Exercise details: Of all the lines in the records, how many hold the word "instances"? Answer with the number only.

Items from a dataset:
** start **

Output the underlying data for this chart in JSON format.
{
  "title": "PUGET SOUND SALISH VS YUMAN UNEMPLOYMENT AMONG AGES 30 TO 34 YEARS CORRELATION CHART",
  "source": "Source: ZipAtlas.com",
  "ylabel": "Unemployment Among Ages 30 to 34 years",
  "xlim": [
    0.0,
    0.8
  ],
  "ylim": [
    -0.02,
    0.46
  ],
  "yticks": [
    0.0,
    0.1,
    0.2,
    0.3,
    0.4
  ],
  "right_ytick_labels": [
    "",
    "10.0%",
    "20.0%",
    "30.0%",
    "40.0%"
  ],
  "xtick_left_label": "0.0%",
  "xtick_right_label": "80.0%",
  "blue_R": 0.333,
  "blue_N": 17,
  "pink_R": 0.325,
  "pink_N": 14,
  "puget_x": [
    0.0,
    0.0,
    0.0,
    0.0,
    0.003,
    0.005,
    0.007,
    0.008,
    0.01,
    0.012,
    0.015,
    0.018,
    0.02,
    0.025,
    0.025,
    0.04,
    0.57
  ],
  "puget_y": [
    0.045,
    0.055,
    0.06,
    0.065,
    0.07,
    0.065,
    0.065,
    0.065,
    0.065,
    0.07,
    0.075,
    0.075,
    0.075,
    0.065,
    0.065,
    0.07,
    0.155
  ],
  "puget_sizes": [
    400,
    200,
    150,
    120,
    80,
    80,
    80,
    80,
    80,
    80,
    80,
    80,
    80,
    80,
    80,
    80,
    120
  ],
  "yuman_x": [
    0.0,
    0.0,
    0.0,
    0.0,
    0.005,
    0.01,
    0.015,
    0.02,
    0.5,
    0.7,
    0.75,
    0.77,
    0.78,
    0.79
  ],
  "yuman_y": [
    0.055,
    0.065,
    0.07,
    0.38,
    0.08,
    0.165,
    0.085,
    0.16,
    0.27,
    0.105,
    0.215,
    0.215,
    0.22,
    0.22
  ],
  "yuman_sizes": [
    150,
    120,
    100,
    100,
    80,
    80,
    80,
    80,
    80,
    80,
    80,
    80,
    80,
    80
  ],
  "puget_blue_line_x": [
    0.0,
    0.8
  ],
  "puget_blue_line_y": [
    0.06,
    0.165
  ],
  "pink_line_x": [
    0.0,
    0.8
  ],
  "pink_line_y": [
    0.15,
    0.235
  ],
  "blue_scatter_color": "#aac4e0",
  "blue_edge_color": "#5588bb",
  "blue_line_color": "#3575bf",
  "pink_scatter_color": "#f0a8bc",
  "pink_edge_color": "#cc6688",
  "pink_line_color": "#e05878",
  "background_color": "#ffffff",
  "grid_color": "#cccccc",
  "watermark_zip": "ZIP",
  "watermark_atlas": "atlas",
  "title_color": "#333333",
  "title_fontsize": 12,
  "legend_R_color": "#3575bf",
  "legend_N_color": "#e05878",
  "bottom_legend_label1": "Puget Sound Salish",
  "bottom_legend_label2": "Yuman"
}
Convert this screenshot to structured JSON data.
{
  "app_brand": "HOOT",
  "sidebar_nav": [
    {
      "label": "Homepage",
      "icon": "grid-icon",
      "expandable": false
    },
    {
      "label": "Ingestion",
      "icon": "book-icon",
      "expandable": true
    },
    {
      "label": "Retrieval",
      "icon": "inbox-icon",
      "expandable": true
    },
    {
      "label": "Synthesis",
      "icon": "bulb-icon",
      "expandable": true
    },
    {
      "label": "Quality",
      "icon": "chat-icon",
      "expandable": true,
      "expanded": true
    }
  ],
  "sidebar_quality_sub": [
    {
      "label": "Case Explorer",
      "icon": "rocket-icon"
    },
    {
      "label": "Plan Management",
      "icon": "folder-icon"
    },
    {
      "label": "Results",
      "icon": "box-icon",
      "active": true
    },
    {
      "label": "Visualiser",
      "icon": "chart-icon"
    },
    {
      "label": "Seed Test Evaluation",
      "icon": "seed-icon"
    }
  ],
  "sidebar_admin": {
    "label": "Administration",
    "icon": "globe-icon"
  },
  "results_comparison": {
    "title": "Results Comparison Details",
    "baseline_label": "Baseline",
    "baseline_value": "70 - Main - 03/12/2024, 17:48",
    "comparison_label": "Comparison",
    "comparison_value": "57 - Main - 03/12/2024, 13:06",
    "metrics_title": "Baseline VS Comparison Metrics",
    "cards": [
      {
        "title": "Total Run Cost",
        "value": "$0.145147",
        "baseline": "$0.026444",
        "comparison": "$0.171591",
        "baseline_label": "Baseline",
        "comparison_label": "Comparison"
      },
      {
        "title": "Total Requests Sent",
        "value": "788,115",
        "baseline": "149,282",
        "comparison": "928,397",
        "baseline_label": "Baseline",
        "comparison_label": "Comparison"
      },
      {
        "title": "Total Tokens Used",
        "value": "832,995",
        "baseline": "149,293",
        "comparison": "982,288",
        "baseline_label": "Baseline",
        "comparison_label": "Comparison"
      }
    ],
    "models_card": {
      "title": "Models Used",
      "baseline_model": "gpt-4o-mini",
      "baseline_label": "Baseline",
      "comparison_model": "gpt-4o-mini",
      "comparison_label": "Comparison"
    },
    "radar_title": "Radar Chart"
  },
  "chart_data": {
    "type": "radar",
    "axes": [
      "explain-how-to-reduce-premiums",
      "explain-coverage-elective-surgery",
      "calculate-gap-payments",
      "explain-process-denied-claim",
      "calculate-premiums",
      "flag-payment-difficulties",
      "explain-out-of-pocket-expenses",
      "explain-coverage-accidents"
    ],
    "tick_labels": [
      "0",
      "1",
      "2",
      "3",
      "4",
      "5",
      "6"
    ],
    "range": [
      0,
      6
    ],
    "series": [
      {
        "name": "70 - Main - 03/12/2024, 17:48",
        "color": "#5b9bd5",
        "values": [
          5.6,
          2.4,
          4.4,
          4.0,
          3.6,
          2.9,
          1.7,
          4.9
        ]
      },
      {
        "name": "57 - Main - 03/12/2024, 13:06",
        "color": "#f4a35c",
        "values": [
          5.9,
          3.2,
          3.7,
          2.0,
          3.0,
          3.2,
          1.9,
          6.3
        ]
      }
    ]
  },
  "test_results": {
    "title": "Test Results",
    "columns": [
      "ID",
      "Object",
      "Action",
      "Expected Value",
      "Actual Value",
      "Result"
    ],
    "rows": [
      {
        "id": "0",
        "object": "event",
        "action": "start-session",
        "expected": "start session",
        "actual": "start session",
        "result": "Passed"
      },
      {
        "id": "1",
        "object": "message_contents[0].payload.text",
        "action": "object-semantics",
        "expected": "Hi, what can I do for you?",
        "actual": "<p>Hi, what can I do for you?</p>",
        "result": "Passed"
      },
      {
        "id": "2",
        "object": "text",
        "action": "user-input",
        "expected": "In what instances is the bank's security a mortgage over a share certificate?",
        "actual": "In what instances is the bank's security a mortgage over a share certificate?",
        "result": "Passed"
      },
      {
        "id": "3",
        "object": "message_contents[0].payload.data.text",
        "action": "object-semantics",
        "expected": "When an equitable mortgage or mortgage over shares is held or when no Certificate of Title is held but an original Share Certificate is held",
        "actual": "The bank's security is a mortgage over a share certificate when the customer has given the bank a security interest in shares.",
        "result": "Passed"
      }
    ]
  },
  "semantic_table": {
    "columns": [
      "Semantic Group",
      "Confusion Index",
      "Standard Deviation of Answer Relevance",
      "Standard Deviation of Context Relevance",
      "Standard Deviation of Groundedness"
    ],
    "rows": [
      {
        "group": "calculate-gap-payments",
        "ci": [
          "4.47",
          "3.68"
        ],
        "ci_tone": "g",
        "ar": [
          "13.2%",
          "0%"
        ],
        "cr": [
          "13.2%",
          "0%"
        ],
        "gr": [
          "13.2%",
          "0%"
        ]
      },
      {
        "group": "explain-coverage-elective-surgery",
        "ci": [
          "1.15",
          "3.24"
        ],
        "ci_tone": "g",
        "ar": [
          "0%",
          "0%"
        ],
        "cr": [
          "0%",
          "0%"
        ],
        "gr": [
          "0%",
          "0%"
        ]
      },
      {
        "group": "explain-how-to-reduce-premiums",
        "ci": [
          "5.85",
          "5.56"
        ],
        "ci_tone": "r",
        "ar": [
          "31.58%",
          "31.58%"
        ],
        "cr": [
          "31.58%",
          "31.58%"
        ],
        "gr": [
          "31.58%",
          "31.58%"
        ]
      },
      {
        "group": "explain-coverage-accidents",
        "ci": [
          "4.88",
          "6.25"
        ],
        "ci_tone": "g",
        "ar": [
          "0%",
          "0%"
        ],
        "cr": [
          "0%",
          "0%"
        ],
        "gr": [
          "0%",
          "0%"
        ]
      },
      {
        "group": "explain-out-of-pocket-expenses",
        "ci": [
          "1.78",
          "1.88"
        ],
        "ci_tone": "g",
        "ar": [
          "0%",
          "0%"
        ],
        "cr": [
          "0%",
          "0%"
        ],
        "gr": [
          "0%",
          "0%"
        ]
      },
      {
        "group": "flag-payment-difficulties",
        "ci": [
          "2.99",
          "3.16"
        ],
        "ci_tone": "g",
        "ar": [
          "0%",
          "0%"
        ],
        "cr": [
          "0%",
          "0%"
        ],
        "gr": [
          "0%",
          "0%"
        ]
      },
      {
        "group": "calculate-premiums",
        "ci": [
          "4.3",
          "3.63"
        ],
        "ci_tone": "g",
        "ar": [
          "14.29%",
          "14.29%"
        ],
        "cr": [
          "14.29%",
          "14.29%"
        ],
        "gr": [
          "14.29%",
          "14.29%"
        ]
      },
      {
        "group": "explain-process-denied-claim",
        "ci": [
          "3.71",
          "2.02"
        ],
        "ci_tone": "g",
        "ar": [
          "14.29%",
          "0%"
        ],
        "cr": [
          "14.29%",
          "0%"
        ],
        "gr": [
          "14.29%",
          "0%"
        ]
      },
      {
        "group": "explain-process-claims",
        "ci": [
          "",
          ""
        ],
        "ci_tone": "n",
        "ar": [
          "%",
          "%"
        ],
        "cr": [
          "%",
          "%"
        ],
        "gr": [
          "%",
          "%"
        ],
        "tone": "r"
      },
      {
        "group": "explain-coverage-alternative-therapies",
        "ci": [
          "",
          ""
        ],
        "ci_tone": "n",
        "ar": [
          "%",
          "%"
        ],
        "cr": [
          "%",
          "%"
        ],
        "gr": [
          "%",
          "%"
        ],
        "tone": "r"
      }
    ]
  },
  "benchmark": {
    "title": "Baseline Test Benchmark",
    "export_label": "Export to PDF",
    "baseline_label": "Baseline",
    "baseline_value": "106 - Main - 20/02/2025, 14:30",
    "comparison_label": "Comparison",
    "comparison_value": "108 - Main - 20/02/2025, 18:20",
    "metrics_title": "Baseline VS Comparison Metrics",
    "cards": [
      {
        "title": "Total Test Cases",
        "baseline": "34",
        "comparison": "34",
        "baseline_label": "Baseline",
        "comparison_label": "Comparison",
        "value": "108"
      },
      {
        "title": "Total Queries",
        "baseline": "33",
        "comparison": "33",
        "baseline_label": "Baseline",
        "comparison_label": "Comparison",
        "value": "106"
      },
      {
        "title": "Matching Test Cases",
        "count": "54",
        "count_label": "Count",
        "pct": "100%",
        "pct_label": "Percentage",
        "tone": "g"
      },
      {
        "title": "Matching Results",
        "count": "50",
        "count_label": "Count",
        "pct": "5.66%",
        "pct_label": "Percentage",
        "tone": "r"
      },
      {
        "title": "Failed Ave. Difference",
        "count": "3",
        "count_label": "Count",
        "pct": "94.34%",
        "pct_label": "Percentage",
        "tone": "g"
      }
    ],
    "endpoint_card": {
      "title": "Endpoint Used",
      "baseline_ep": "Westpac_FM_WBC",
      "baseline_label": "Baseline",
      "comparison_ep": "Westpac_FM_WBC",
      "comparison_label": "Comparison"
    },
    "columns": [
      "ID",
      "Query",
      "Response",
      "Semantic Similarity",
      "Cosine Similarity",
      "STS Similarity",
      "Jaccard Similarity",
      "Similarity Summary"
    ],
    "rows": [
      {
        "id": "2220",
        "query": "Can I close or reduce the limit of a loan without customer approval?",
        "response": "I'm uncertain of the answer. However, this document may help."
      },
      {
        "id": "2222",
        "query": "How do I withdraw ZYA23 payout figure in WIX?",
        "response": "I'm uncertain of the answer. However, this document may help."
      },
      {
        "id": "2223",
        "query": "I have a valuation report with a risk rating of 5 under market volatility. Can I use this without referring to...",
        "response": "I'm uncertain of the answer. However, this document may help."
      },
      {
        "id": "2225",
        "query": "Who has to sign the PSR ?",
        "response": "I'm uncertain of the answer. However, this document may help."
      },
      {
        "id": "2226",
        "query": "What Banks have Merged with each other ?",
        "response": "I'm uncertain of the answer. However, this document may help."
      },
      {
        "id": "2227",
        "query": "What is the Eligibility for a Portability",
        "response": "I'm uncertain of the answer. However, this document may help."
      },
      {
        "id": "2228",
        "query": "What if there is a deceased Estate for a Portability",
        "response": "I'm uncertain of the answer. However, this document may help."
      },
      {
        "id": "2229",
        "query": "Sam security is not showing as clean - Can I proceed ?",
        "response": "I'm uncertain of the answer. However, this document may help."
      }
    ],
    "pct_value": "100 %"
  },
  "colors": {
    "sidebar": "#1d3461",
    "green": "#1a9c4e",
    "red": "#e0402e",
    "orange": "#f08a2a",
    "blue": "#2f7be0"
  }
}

** end **

Output of the task: 2